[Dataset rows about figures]
= = = = =

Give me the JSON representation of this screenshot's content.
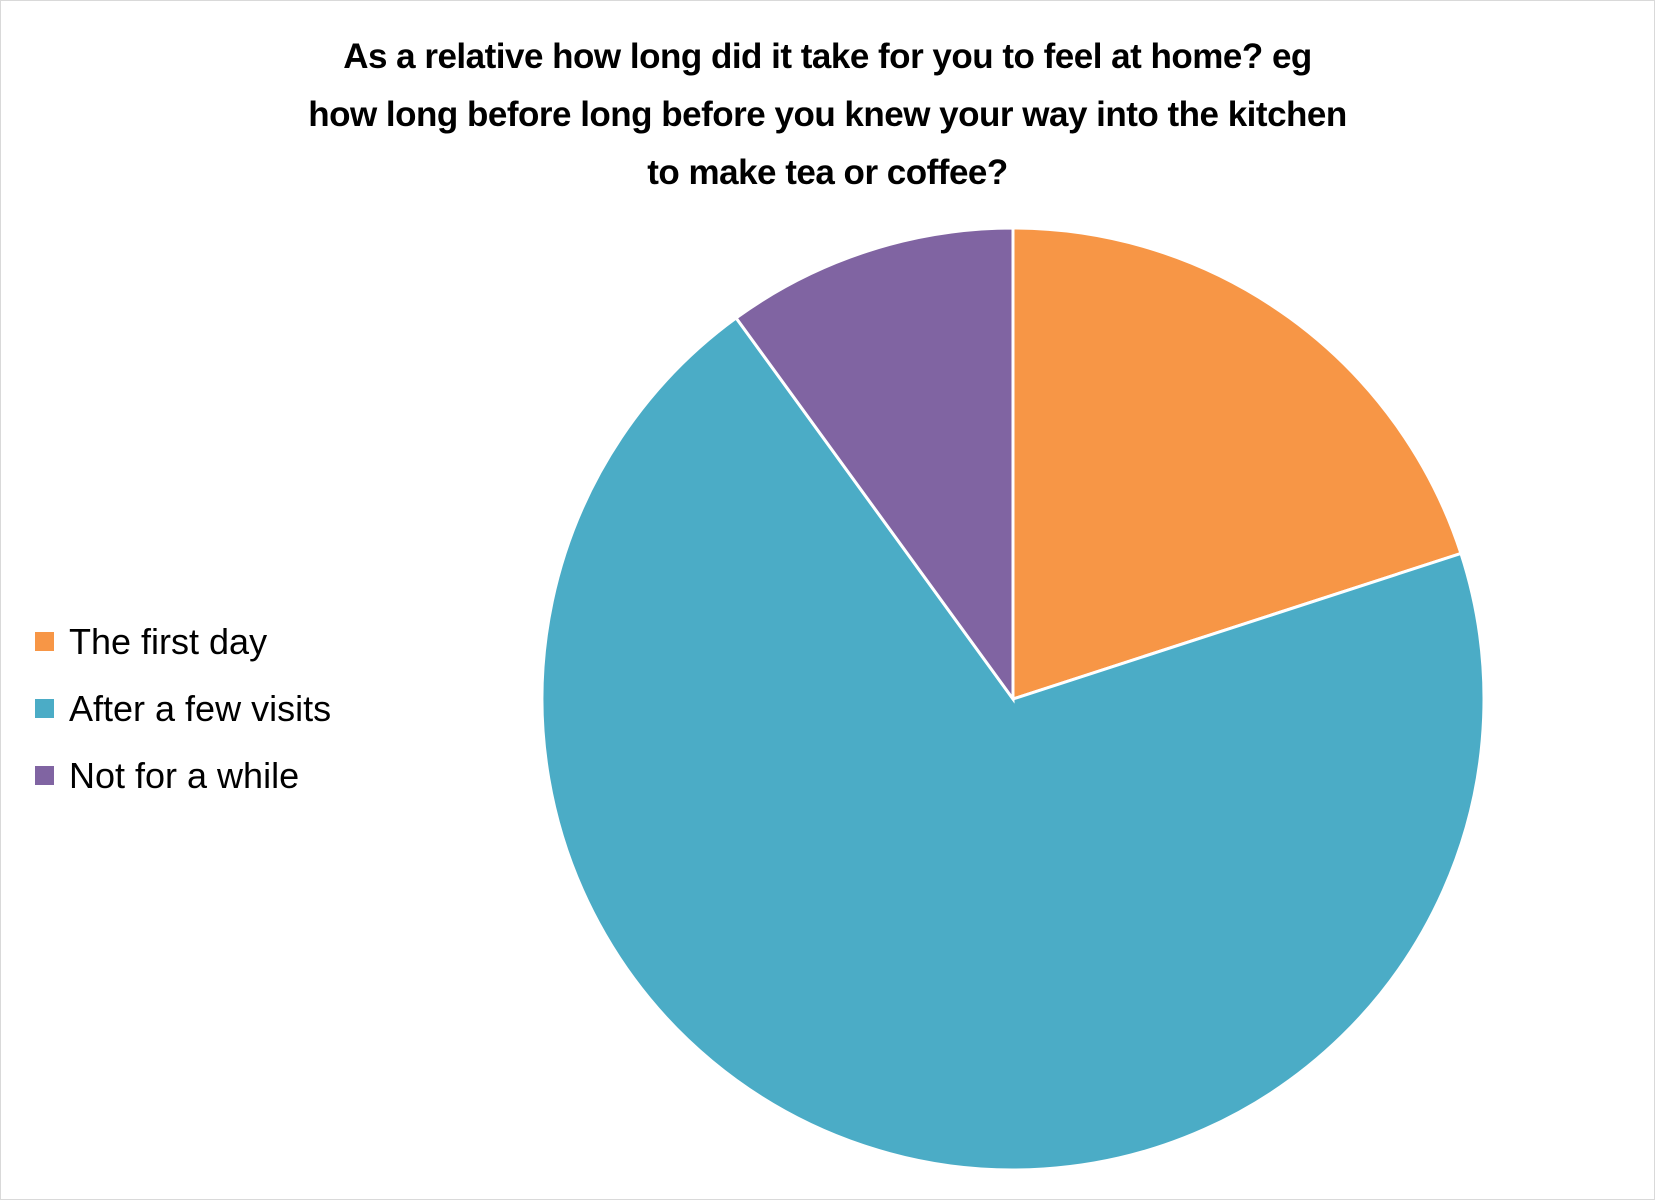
{
  "chart_data": {
    "type": "pie",
    "title_lines": [
      "As a relative how long did it take for you to feel at home? eg",
      "how long before long before you knew your way into the kitchen",
      "to make tea or coffee?"
    ],
    "categories": [
      "The first day",
      "After a few visits",
      "Not for a while"
    ],
    "values": [
      20,
      70,
      10
    ],
    "colors": [
      "#F79646",
      "#4BACC6",
      "#8064A2"
    ],
    "start_angle": "12 o'clock, clockwise",
    "legend_position": "left"
  }
}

= = = = =

_Aim_
Each entry above should be reproduced exactly, with the pictures removed.

_Task answer_
Give me the JSON representation of this screenshot's content.
{
  "chart_data": {
    "type": "pie",
    "title_lines": [
      "As a relative how long did it take for you to feel at home? eg",
      "how long before long before you knew your way into the kitchen",
      "to make tea or coffee?"
    ],
    "categories": [
      "The first day",
      "After a few visits",
      "Not for a while"
    ],
    "values": [
      20,
      70,
      10
    ],
    "colors": [
      "#F79646",
      "#4BACC6",
      "#8064A2"
    ],
    "start_angle": "12 o'clock, clockwise",
    "legend_position": "left"
  }
}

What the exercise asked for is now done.